Exercise goal -
Gather every line below where "emit" appears.

Supplied information -
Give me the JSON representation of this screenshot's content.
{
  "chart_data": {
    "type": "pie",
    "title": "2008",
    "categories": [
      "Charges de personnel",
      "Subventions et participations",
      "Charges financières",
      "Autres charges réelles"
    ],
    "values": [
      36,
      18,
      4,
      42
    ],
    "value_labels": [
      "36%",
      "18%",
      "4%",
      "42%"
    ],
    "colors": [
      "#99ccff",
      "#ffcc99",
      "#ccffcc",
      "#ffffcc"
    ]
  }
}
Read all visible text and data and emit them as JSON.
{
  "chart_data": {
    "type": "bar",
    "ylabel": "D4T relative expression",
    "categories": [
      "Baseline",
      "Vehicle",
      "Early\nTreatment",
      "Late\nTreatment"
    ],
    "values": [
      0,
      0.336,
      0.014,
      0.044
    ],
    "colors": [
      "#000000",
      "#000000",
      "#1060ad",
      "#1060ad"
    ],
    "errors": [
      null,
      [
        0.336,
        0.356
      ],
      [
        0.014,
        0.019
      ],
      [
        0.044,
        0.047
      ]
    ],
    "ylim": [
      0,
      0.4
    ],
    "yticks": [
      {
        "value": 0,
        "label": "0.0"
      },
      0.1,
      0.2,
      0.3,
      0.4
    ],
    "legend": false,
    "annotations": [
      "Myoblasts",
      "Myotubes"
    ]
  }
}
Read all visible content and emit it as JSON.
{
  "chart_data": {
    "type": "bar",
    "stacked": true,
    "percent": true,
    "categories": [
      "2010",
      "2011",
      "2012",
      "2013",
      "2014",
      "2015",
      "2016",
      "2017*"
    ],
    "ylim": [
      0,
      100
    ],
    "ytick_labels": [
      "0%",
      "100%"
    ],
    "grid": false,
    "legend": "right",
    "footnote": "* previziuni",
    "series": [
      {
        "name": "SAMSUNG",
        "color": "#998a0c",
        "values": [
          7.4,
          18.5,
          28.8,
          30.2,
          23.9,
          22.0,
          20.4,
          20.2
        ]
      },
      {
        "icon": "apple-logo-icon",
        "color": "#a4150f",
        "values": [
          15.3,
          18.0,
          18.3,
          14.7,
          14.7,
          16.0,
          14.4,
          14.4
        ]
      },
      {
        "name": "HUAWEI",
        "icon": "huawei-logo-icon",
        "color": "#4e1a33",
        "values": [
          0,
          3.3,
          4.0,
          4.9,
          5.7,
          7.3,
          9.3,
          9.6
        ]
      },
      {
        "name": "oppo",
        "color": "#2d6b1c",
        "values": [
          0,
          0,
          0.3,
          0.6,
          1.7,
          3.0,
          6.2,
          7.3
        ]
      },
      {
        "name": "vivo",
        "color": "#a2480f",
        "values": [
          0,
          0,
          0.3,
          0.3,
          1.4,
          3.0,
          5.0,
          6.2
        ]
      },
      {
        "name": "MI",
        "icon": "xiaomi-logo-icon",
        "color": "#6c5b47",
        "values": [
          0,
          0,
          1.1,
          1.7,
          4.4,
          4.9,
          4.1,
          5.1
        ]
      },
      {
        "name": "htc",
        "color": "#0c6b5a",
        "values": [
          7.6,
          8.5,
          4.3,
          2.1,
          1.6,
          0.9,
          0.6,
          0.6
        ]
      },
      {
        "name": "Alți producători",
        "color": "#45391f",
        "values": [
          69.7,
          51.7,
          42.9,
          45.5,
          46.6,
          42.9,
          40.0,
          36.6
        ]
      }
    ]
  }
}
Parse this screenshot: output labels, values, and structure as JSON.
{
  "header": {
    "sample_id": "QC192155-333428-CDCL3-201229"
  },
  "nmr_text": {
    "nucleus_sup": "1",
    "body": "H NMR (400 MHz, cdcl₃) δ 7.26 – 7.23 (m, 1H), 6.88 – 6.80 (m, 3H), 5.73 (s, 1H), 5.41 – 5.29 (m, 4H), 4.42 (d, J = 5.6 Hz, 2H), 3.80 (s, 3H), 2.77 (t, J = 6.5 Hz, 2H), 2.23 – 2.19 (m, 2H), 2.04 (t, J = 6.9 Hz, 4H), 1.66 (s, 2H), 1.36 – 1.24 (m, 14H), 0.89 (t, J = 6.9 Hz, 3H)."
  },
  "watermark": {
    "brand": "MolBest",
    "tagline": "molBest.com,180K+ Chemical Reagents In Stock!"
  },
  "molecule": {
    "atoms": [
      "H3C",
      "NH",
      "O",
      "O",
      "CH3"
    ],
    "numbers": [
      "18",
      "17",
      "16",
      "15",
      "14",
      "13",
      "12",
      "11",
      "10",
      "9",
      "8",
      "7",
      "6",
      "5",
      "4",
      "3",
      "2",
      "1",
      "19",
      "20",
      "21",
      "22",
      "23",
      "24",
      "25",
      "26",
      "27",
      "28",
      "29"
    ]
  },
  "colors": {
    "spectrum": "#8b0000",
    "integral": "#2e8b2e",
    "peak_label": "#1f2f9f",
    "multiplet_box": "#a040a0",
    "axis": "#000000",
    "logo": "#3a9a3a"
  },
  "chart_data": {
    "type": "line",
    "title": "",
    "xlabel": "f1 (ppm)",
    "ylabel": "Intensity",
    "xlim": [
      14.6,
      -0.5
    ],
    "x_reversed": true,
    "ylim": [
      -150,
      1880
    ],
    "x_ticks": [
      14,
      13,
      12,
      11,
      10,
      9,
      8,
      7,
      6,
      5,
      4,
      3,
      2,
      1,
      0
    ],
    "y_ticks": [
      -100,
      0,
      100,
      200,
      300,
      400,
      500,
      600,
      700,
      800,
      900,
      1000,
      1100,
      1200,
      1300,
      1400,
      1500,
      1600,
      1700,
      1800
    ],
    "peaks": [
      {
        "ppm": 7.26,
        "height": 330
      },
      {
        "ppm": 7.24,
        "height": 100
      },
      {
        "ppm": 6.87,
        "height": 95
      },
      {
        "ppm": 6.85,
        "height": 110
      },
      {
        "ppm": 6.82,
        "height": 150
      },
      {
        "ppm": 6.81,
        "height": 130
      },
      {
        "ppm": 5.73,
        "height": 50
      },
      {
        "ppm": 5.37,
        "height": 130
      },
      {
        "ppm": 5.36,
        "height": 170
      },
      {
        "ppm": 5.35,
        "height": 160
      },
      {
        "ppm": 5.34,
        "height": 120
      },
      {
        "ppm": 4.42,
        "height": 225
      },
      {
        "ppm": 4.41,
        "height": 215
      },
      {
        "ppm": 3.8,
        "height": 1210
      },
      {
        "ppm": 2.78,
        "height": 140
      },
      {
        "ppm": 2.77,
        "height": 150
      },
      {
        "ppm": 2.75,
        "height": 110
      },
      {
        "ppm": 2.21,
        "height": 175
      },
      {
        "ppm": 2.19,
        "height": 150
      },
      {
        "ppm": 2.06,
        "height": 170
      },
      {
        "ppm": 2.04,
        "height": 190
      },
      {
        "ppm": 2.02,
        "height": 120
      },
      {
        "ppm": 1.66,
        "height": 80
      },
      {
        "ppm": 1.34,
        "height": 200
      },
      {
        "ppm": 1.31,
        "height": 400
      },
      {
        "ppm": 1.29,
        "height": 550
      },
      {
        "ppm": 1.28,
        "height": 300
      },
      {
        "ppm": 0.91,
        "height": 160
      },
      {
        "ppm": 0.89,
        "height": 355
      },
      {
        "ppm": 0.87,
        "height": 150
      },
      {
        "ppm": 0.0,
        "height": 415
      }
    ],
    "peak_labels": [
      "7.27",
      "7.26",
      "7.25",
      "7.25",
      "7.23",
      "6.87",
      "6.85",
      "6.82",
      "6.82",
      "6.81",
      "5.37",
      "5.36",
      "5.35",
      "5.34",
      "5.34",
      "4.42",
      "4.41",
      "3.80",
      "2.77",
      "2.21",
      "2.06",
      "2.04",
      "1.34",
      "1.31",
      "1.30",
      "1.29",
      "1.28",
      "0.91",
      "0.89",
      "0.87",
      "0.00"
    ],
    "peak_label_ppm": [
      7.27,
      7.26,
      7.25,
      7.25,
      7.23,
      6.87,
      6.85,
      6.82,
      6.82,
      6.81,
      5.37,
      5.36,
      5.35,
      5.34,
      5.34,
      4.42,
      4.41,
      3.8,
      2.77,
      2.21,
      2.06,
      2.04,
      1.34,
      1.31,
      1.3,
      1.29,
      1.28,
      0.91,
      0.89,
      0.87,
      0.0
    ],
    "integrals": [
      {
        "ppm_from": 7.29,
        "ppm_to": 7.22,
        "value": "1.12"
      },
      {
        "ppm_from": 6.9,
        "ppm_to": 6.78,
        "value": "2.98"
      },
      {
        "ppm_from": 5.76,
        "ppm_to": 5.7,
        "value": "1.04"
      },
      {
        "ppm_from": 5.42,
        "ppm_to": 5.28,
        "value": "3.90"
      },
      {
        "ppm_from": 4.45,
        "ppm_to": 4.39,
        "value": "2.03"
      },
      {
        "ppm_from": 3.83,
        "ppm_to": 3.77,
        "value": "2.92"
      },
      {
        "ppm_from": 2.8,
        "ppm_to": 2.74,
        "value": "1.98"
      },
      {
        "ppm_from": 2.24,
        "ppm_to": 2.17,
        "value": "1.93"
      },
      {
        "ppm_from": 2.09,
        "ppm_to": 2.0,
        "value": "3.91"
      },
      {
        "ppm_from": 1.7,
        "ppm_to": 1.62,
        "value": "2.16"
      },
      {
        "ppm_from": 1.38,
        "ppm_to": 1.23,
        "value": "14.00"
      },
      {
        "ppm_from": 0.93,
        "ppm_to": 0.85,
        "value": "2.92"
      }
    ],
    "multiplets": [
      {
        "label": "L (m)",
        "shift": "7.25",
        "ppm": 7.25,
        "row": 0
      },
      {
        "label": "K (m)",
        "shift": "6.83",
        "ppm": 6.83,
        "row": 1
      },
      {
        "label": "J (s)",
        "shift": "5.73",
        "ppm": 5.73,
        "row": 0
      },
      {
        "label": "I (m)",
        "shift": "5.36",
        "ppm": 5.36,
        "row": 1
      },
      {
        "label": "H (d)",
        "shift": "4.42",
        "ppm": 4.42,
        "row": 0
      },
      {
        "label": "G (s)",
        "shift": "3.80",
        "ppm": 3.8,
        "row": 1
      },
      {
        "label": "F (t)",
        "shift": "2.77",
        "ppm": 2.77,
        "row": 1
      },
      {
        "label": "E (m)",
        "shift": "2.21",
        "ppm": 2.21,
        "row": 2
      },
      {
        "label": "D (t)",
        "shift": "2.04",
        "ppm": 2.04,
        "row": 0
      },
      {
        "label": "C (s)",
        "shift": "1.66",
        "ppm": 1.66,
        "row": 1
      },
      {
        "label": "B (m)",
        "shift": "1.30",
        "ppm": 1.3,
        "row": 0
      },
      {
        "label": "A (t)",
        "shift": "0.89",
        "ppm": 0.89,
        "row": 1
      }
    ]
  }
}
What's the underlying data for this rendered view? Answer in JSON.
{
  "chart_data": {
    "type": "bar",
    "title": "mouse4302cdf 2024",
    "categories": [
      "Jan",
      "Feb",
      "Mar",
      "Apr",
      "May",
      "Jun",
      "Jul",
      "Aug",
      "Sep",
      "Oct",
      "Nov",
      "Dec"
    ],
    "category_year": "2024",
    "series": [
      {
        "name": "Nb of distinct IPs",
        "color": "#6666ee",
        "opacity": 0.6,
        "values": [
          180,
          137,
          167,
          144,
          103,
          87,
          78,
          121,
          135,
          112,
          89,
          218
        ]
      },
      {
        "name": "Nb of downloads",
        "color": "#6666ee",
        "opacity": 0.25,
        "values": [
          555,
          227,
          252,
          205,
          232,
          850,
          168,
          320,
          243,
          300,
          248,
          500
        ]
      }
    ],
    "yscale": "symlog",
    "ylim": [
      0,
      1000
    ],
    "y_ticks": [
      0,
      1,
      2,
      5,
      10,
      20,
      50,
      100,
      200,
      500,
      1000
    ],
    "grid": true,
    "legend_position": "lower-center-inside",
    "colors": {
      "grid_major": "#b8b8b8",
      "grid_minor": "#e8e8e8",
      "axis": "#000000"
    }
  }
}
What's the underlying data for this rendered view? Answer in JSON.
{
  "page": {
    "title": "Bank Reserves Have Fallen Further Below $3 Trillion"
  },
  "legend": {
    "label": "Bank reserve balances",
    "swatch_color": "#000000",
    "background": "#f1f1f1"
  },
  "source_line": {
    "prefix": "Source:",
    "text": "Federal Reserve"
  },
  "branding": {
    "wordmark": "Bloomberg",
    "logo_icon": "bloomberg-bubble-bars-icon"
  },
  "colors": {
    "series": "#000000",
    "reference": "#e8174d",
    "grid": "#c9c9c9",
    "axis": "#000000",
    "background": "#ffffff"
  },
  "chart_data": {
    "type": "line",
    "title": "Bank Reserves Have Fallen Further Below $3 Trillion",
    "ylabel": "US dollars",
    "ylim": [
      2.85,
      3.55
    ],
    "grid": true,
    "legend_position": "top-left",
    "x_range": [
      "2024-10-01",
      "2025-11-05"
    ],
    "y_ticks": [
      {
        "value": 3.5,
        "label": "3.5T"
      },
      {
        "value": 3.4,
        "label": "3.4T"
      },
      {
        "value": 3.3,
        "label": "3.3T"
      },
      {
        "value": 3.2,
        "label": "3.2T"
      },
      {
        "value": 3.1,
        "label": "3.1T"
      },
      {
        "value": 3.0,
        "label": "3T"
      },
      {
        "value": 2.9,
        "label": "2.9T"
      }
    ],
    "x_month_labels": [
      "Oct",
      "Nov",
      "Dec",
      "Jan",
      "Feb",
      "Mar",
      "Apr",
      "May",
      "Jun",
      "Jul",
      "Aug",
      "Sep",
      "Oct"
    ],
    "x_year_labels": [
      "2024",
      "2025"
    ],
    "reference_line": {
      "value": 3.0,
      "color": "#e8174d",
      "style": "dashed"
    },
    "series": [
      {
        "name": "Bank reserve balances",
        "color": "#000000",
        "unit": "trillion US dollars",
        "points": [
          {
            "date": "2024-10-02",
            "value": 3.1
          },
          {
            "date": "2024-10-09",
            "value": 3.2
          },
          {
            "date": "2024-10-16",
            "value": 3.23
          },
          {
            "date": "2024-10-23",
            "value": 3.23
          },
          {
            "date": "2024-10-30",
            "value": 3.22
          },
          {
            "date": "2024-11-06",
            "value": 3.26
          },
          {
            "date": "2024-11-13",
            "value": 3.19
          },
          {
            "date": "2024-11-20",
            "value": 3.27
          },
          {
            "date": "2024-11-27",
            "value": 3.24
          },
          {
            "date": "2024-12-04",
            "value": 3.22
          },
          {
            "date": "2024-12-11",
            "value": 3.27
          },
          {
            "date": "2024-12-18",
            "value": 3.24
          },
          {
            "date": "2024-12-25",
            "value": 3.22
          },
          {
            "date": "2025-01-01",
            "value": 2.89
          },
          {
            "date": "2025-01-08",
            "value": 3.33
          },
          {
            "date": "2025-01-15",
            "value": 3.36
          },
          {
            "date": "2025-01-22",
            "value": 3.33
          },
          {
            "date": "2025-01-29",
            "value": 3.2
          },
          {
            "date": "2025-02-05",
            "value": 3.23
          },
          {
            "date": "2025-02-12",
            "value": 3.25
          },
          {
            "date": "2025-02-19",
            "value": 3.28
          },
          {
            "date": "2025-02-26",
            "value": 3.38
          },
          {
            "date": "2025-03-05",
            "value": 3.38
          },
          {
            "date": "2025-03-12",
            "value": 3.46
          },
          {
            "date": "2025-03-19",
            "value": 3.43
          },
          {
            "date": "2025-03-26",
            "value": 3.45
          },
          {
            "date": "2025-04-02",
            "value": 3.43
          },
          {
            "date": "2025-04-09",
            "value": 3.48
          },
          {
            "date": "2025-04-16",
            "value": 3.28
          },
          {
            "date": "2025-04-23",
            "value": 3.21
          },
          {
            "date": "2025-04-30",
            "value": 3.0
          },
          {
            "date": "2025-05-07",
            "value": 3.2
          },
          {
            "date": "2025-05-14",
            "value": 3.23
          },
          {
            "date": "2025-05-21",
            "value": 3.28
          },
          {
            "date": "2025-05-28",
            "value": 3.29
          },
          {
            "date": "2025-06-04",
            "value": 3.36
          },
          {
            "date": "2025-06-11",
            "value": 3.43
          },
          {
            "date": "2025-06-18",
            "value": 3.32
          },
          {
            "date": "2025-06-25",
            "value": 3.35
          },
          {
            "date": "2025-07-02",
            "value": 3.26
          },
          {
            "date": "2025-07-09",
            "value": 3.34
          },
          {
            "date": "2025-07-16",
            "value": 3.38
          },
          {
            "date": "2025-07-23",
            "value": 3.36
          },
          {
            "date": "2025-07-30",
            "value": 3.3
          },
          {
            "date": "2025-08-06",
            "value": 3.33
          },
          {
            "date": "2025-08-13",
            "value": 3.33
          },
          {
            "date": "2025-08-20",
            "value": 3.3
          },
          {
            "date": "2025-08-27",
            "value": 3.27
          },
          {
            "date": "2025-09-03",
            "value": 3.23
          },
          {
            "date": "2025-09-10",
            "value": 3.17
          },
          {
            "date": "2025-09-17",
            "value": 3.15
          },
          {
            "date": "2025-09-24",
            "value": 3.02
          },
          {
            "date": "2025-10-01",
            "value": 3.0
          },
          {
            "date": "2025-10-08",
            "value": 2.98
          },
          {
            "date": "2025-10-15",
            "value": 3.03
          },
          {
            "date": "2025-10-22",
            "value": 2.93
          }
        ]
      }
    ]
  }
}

The completed task -
Read all visible text and data and emit them as JSON.
Read all visible content and emit it as JSON.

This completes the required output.